▸ **STATED TASK**
Where a line below holds the string "Terminal", copy that line.
— start DATA ENTRIES —
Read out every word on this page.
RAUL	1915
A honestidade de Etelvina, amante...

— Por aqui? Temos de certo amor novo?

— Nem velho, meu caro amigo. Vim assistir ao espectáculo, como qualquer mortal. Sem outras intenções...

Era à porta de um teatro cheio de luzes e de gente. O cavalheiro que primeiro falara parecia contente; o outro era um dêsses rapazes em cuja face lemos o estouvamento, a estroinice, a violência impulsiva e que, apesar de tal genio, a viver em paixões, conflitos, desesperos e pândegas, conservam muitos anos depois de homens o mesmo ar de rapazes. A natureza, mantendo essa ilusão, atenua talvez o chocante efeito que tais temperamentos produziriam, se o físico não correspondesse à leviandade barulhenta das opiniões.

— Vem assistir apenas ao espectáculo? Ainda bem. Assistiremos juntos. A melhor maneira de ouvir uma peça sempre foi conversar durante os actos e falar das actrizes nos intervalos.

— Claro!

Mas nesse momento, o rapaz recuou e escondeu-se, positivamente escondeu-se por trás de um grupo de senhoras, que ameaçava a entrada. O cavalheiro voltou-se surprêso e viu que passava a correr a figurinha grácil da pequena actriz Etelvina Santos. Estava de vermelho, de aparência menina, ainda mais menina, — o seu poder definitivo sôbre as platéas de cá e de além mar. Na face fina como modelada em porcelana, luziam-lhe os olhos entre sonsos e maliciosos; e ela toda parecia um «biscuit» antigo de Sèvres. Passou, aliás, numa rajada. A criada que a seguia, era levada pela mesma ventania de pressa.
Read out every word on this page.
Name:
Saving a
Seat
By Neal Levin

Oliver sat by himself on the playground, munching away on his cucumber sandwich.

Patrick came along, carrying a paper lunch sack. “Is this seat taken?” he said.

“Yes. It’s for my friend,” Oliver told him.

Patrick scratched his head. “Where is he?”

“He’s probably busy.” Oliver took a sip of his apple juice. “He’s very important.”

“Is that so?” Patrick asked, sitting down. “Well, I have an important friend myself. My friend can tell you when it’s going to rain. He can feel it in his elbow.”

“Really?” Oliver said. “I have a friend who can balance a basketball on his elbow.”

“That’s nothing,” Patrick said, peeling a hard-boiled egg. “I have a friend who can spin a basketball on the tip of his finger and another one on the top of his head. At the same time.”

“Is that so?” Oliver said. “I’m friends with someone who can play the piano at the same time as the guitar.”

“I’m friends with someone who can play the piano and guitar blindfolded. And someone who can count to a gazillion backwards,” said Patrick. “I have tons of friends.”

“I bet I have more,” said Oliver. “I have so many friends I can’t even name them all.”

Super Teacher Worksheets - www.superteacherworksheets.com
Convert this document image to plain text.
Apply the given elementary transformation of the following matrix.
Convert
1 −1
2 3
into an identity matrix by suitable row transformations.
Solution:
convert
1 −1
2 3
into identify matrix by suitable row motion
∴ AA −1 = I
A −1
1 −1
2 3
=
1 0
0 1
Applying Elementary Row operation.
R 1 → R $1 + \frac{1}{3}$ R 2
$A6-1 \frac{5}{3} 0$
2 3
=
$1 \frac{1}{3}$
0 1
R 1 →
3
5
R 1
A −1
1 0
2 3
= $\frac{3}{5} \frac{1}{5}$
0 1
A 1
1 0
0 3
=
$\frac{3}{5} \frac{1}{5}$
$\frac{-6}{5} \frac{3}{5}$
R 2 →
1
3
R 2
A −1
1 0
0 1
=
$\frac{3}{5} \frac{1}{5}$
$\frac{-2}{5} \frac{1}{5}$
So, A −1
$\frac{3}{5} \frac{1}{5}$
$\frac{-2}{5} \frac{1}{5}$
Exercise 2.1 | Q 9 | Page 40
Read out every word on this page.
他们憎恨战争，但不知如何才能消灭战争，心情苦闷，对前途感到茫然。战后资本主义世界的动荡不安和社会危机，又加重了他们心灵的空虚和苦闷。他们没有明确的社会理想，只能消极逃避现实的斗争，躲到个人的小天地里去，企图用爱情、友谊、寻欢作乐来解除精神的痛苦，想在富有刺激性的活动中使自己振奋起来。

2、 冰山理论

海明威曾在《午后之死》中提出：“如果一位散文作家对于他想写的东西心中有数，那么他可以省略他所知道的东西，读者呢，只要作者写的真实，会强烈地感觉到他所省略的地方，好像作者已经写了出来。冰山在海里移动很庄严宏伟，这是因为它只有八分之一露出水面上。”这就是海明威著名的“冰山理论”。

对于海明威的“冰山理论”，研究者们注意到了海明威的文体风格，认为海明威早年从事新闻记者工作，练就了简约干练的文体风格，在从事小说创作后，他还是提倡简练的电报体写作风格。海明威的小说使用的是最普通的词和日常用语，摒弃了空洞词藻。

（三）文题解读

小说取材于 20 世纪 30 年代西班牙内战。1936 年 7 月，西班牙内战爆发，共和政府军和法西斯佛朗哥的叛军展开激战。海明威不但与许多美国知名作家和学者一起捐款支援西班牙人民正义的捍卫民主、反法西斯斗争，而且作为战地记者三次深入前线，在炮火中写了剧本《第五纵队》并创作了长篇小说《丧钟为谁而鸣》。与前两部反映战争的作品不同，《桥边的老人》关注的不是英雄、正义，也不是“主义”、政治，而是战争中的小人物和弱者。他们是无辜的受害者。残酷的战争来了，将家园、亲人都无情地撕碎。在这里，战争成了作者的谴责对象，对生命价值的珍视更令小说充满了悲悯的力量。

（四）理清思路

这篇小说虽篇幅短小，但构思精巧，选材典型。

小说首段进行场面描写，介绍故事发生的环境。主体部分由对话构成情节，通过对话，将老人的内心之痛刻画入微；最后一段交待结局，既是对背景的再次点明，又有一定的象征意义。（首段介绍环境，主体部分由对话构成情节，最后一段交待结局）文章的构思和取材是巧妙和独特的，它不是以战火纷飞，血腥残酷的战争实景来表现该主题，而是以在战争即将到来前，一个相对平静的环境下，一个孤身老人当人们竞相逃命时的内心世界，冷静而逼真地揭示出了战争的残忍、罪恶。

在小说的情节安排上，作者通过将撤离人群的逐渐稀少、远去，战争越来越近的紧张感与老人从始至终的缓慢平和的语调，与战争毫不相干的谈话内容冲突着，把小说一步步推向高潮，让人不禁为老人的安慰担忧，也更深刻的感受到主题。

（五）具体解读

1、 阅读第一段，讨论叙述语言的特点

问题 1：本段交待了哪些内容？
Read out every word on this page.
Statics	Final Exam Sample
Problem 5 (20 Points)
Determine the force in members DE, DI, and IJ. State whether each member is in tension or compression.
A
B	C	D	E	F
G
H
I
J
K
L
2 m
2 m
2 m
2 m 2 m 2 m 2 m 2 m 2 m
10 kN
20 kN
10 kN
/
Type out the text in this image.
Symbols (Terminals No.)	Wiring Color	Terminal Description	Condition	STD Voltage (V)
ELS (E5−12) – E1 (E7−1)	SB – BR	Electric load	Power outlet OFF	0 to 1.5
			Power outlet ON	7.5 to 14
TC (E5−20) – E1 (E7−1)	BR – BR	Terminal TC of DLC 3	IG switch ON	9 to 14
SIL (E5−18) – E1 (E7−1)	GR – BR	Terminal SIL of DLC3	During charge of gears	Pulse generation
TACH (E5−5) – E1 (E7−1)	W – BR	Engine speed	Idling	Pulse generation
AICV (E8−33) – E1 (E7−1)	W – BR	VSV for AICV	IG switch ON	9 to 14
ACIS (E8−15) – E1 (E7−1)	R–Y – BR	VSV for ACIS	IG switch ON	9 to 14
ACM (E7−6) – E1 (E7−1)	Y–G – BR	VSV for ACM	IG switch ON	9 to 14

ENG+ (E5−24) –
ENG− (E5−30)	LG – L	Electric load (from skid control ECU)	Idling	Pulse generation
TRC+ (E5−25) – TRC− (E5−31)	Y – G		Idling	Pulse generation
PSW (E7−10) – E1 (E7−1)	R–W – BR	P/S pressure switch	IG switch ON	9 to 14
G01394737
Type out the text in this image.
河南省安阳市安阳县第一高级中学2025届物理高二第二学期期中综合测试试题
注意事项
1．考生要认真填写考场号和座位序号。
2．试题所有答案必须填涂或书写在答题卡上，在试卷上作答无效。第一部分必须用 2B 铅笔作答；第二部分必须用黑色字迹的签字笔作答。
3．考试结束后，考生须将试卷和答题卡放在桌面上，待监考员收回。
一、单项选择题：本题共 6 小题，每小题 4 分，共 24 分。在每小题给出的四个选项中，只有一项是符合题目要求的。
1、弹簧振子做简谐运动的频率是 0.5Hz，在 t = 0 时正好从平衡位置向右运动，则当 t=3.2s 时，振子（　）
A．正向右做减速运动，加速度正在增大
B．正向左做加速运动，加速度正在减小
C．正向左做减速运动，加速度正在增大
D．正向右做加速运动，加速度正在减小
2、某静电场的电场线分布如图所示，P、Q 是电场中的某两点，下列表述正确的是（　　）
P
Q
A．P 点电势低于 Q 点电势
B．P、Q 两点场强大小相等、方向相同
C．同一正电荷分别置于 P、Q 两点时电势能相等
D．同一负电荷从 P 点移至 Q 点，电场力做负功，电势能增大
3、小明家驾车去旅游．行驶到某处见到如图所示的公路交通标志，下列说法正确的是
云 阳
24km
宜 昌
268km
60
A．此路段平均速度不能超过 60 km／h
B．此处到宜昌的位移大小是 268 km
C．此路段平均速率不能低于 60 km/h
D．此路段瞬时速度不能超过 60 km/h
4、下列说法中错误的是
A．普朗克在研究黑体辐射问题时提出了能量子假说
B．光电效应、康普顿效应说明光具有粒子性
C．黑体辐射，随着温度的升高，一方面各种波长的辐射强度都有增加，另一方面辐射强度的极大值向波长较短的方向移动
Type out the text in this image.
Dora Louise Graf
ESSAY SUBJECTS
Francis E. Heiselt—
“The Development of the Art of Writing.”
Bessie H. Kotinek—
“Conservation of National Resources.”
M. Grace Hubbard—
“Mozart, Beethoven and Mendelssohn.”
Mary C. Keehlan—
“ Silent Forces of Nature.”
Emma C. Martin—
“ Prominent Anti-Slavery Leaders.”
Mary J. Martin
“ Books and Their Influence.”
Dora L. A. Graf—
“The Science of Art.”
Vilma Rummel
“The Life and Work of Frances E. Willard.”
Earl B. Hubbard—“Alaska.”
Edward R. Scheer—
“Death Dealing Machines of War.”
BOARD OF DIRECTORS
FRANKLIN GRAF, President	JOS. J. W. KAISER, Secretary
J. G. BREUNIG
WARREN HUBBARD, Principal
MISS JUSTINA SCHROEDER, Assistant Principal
— end DATA ENTRIES —
▸ **SOLUTION FOR THIS EXERCISE**
Symbols (Terminals No.)	Wiring Color	Terminal Description	Condition	STD Voltage (V)
TC (E5−20) – E1 (E7−1)	BR – BR	Terminal TC of DLC 3	IG switch ON	9 to 14
SIL (E5−18) – E1 (E7−1)	GR – BR	Terminal SIL of DLC3	During charge of gears	Pulse generation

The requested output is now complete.